* RECORDS FOR PROCESSING:

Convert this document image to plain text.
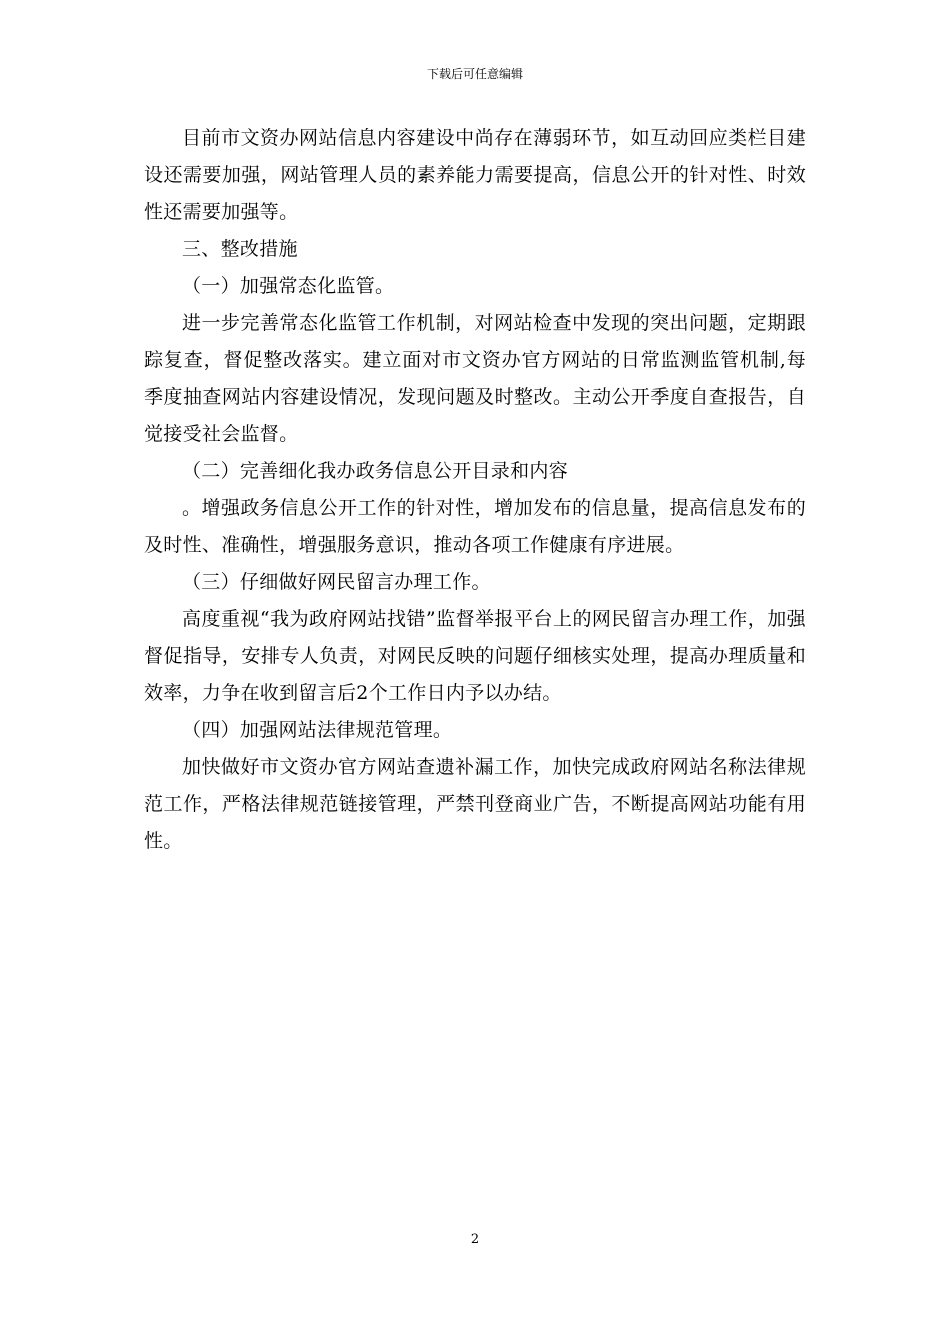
下载后可任意编辑

目前市文资办网站信息内容建设中尚存在薄弱环节，如互动回应类栏目建设还需要加强，网站管理人员的素养能力需要提高，信息公开的针对性、时效性还需要加强等。

三、整改措施

（一）加强常态化监管。

进一步完善常态化监管工作机制，对网站检查中发现的突出问题，定期跟踪复查，督促整改落实。建立面对市文资办官方网站的日常监测监管机制,每季度抽查网站内容建设情况，发现问题及时整改。主动公开季度自查报告，自觉接受社会监督。

（二）完善细化我办政务信息公开目录和内容

。增强政务信息公开工作的针对性，增加发布的信息量，提高信息发布的及时性、准确性，增强服务意识，推动各项工作健康有序进展。

（三）仔细做好网民留言办理工作。

高度重视“我为政府网站找错”监督举报平台上的网民留言办理工作，加强督促指导，安排专人负责，对网民反映的问题仔细核实处理，提高办理质量和效率，力争在收到留言后2个工作日内予以办结。

（四）加强网站法律规范管理。

加快做好市文资办官方网站查遗补漏工作，加快完成政府网站名称法律规范工作，严格法律规范链接管理，严禁刊登商业广告，不断提高网站功能有用性。

2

* EXERCISE DETAILS: From the data above, write out everything exactly except the pictures.

* WRITTEN ANSWER:
Convert this document image to plain text.
下载后可任意编辑

目前市文资办网站信息内容建设中尚存在薄弱环节，如互动回应类栏目建设还需要加强，网站管理人员的素养能力需要提高，信息公开的针对性、时效性还需要加强等。

三、整改措施

（一）加强常态化监管。

进一步完善常态化监管工作机制，对网站检查中发现的突出问题，定期跟踪复查，督促整改落实。建立面对市文资办官方网站的日常监测监管机制,每季度抽查网站内容建设情况，发现问题及时整改。主动公开季度自查报告，自觉接受社会监督。

（二）完善细化我办政务信息公开目录和内容

。增强政务信息公开工作的针对性，增加发布的信息量，提高信息发布的及时性、准确性，增强服务意识，推动各项工作健康有序进展。

（三）仔细做好网民留言办理工作。

高度重视“我为政府网站找错”监督举报平台上的网民留言办理工作，加强督促指导，安排专人负责，对网民反映的问题仔细核实处理，提高办理质量和效率，力争在收到留言后2个工作日内予以办结。

（四）加强网站法律规范管理。

加快做好市文资办官方网站查遗补漏工作，加快完成政府网站名称法律规范工作，严格法律规范链接管理，严禁刊登商业广告，不断提高网站功能有用性。

2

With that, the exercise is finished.